[Some records]
-- start --

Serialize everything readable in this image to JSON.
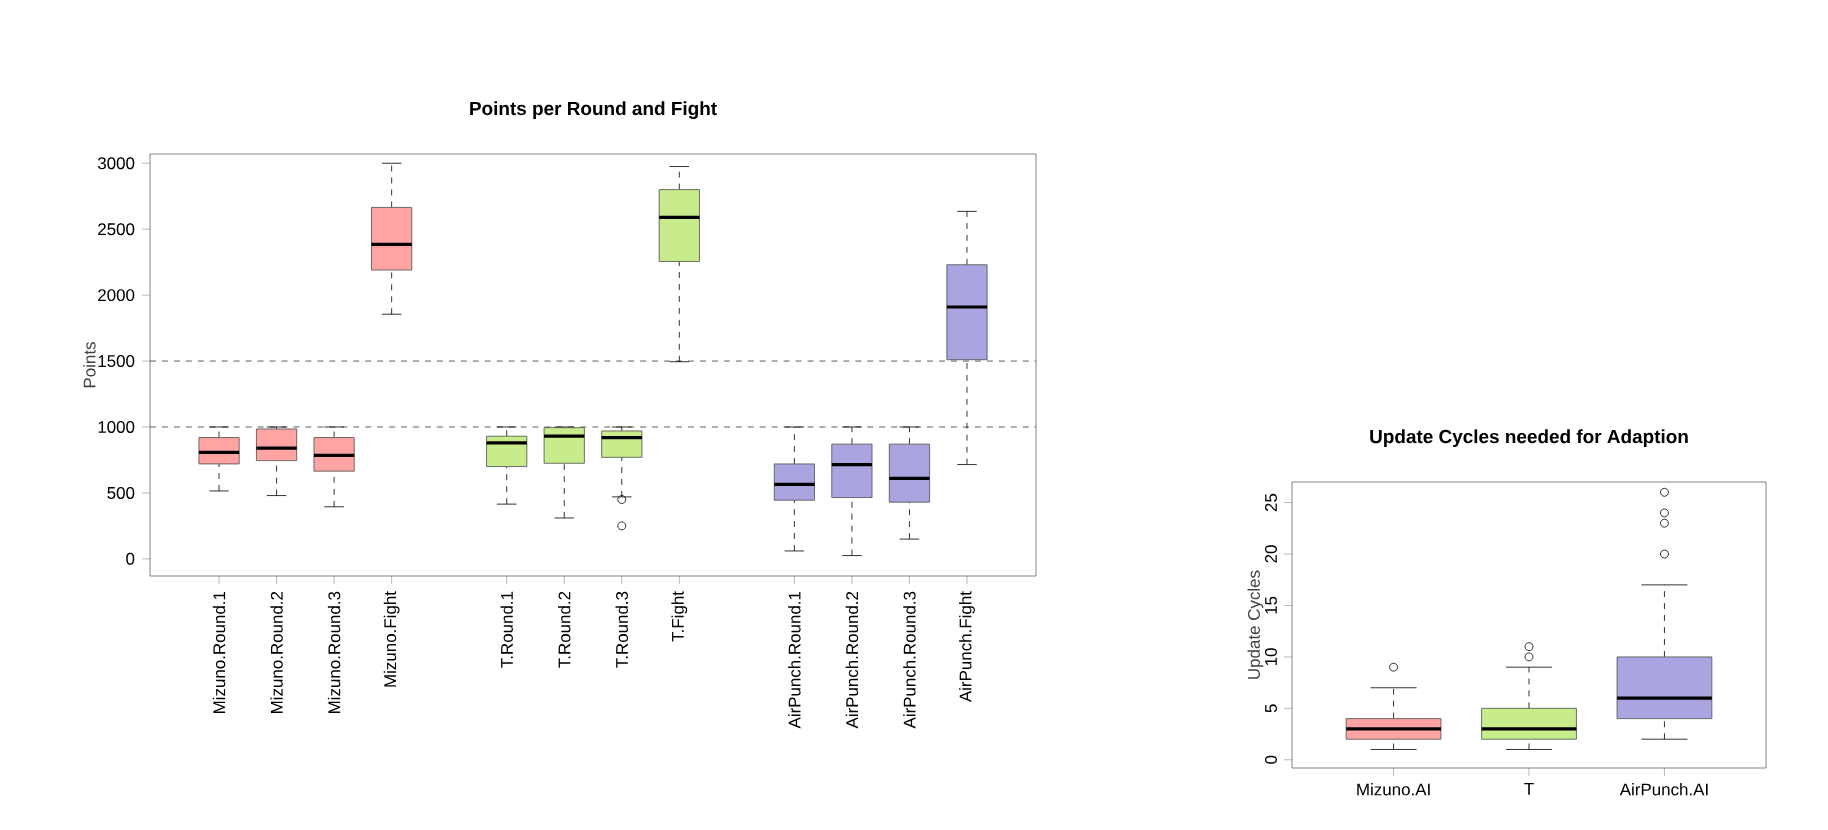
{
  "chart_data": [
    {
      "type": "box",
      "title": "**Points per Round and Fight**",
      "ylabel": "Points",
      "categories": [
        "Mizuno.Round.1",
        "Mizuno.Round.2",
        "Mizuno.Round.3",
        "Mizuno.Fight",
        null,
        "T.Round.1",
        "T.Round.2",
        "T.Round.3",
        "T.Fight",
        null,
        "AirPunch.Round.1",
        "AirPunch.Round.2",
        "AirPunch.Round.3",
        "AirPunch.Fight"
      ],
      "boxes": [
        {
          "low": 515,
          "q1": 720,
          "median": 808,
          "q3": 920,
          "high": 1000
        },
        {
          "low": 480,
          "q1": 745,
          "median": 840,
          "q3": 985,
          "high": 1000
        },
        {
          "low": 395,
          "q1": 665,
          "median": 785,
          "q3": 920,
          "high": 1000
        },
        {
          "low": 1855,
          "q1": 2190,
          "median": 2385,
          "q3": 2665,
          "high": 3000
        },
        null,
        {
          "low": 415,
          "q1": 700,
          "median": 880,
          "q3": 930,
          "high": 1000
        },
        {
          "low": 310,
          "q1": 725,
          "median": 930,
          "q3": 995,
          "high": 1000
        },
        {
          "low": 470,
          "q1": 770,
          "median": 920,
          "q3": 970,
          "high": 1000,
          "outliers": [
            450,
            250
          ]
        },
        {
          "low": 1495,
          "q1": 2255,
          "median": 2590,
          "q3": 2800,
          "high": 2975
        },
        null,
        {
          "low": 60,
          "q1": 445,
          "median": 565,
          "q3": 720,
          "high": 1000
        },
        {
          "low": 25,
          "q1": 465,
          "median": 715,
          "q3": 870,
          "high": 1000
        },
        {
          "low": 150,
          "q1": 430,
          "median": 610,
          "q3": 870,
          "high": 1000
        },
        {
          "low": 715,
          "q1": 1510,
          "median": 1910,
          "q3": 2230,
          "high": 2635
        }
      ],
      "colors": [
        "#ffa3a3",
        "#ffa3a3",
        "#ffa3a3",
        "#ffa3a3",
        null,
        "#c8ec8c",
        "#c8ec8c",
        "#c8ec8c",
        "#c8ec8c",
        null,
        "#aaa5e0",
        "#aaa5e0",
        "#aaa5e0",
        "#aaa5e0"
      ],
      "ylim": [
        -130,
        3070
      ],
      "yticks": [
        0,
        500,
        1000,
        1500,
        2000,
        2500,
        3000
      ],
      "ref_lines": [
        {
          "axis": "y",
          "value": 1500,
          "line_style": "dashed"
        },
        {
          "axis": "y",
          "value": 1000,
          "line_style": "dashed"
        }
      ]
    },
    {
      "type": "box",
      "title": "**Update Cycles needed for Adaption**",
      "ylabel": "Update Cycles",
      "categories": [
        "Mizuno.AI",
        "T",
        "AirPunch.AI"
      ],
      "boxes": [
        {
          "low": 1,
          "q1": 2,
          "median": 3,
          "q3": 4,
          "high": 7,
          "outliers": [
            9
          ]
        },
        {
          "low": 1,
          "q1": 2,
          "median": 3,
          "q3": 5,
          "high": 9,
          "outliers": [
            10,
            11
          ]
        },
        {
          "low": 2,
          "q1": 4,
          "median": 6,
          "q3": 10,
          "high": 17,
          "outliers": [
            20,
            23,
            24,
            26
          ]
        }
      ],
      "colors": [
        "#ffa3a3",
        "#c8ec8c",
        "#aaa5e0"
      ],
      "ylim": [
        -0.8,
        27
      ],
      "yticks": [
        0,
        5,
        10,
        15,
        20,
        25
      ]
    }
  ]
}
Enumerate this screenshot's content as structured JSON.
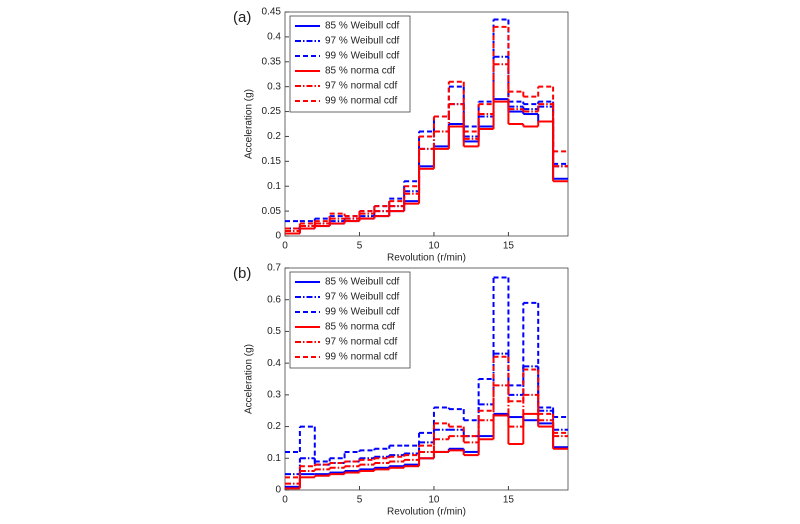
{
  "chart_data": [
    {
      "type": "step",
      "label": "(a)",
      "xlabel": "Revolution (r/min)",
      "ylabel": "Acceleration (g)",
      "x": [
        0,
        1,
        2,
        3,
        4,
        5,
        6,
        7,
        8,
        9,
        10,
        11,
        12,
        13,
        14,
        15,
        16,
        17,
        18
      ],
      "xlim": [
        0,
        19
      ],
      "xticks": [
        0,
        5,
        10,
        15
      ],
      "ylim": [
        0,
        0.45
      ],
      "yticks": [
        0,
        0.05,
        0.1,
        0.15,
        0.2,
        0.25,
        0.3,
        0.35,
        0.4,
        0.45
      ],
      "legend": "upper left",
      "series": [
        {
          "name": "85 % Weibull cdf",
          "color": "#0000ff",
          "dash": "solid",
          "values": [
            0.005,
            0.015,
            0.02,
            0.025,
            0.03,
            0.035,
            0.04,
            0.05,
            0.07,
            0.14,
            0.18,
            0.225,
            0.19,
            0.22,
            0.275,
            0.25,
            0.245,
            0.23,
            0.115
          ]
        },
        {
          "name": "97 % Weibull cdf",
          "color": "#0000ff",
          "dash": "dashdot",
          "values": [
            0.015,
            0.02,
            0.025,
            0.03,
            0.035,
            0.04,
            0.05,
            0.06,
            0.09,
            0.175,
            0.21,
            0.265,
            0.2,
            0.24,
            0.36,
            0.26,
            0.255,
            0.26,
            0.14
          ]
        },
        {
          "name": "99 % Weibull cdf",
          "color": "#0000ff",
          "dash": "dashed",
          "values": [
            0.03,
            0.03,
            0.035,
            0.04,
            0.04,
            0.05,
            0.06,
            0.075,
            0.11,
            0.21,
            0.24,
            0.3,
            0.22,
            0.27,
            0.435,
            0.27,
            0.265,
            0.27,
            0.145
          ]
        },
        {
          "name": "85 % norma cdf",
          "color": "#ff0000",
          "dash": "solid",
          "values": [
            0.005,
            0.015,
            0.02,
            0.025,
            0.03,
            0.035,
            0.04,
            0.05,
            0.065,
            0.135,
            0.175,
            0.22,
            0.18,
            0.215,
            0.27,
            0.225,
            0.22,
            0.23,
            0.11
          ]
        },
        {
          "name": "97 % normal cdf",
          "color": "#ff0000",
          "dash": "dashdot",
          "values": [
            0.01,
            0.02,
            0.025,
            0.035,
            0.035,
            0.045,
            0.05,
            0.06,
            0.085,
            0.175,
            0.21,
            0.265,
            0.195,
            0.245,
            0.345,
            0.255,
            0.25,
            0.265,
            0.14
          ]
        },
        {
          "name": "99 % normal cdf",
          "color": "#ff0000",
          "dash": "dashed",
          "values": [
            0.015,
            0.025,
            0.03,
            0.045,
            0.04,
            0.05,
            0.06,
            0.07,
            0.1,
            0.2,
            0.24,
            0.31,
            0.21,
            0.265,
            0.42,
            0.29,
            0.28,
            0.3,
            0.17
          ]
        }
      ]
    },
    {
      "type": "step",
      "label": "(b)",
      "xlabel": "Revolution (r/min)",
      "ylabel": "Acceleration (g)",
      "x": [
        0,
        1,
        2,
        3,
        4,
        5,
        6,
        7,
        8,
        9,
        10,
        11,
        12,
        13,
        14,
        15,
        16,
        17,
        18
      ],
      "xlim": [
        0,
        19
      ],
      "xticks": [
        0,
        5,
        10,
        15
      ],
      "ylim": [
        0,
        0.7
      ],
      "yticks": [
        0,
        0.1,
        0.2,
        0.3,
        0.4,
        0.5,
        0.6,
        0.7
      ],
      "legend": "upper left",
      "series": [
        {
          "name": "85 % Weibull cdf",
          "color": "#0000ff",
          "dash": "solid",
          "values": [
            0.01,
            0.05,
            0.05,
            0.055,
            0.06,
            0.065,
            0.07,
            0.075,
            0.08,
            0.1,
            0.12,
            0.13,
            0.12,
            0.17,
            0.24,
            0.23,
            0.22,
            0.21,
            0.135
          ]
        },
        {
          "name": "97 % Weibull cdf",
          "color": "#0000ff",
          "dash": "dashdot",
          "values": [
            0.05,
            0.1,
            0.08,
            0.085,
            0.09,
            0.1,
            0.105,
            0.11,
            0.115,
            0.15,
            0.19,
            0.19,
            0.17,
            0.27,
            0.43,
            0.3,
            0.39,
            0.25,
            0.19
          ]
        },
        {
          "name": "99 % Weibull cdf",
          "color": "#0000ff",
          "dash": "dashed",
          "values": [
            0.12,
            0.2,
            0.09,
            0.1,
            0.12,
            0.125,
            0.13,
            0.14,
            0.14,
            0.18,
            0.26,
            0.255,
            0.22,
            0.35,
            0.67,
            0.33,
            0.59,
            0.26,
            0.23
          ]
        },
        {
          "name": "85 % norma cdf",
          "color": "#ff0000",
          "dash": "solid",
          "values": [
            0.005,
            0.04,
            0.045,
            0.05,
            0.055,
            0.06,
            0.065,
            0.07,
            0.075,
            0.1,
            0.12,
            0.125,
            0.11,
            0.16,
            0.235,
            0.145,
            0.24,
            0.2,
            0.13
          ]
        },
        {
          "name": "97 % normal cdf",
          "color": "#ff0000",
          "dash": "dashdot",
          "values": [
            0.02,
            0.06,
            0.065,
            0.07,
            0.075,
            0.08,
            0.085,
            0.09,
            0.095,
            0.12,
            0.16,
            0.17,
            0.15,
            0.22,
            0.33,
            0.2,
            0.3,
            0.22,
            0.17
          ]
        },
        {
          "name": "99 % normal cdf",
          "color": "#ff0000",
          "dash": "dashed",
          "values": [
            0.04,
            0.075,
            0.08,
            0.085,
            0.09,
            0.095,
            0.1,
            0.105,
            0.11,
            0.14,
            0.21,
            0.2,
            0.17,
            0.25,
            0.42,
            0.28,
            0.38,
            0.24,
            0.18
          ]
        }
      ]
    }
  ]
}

-- end --

> [Your goal]: Pull every line containing "JSON" out of the records.

> [Response to the task]:
Serialize everything readable in this image to JSON.
Enumerate this screenshot's content as structured JSON.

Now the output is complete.